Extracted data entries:
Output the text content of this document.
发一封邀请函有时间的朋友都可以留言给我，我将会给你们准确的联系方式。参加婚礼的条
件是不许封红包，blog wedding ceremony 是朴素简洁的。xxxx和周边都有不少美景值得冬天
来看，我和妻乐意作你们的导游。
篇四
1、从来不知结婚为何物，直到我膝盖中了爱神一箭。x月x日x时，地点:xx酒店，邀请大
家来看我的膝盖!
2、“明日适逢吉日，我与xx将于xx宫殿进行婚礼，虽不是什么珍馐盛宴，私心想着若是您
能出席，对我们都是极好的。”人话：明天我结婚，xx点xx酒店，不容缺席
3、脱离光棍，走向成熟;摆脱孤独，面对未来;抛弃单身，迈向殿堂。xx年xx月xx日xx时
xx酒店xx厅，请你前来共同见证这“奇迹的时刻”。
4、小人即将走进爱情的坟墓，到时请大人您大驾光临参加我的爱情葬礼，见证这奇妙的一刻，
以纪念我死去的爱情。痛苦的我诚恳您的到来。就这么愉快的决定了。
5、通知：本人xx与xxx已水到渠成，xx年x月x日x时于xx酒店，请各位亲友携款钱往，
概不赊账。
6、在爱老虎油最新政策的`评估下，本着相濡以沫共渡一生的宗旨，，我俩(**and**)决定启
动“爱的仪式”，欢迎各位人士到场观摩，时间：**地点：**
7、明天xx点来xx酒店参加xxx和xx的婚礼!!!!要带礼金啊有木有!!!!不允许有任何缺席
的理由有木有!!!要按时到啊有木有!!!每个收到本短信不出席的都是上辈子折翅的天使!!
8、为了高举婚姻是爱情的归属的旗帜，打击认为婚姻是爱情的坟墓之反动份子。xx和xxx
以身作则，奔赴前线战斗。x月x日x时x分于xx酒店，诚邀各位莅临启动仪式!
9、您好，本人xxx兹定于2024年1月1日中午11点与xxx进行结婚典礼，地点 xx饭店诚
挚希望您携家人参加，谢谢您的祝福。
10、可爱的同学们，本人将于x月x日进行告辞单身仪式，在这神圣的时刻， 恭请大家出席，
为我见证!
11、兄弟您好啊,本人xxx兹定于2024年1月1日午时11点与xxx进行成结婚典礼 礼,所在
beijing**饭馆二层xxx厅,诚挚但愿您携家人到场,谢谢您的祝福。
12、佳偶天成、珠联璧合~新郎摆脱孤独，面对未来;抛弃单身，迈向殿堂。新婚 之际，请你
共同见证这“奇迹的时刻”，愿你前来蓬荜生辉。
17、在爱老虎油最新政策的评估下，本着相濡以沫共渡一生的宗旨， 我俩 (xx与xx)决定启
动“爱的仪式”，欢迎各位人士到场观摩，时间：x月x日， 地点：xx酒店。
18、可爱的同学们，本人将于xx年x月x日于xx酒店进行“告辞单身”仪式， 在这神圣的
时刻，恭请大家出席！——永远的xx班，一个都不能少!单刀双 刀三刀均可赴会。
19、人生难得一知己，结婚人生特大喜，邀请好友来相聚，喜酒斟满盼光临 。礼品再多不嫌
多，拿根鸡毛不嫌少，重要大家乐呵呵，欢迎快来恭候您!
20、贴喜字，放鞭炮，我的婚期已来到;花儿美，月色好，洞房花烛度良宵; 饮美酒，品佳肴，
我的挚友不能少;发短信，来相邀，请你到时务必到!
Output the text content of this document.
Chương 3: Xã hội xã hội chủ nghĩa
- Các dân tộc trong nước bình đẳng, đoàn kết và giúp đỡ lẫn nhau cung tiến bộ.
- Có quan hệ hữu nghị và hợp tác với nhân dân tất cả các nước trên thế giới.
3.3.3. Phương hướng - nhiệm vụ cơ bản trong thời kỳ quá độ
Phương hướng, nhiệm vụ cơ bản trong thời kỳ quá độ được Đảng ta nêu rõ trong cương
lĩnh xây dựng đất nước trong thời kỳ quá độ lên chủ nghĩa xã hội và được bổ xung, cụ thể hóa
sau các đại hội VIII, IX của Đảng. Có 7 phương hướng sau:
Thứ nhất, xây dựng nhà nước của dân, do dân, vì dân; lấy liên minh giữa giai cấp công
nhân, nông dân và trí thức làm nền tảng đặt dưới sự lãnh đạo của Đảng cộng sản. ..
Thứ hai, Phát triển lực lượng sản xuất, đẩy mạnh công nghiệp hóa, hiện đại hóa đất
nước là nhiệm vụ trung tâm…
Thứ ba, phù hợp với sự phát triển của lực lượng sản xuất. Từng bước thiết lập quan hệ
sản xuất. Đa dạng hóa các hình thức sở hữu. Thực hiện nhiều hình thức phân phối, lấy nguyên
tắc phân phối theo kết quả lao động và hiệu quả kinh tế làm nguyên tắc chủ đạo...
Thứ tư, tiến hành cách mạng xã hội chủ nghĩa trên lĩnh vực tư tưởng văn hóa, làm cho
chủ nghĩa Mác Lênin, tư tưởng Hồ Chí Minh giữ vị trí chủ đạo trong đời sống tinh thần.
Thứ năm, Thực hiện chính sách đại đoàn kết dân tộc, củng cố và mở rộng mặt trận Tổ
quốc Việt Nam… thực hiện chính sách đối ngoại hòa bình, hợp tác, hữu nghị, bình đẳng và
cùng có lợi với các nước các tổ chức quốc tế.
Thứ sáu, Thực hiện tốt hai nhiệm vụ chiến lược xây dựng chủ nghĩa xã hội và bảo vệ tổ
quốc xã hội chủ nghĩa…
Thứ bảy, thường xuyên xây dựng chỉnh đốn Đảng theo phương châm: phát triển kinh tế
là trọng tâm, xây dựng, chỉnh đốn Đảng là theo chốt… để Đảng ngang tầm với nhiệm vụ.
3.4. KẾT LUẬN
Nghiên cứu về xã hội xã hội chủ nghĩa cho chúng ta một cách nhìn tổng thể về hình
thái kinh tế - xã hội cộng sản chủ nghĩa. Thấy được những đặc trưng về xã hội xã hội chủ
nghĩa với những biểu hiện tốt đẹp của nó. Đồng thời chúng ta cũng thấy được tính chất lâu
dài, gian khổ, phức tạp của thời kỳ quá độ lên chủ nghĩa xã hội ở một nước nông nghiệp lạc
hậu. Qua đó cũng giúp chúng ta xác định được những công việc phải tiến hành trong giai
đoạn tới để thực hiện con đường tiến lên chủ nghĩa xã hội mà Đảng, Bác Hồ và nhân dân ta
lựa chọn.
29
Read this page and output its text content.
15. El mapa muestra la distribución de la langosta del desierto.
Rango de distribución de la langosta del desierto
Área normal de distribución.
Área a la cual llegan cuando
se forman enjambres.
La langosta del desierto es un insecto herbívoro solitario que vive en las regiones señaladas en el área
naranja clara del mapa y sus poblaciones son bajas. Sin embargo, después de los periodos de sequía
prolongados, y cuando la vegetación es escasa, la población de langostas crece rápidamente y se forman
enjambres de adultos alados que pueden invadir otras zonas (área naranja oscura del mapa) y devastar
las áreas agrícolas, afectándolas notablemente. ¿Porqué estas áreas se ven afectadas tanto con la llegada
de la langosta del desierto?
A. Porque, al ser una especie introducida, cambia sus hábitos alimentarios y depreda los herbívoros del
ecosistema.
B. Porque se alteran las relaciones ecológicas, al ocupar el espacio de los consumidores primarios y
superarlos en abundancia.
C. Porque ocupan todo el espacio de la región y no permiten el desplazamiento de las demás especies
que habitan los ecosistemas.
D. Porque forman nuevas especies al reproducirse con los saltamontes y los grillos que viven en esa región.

Aim of the exercise:
Count each line where the string "抛弃单身" occurs, and write only the number.

Written response:
2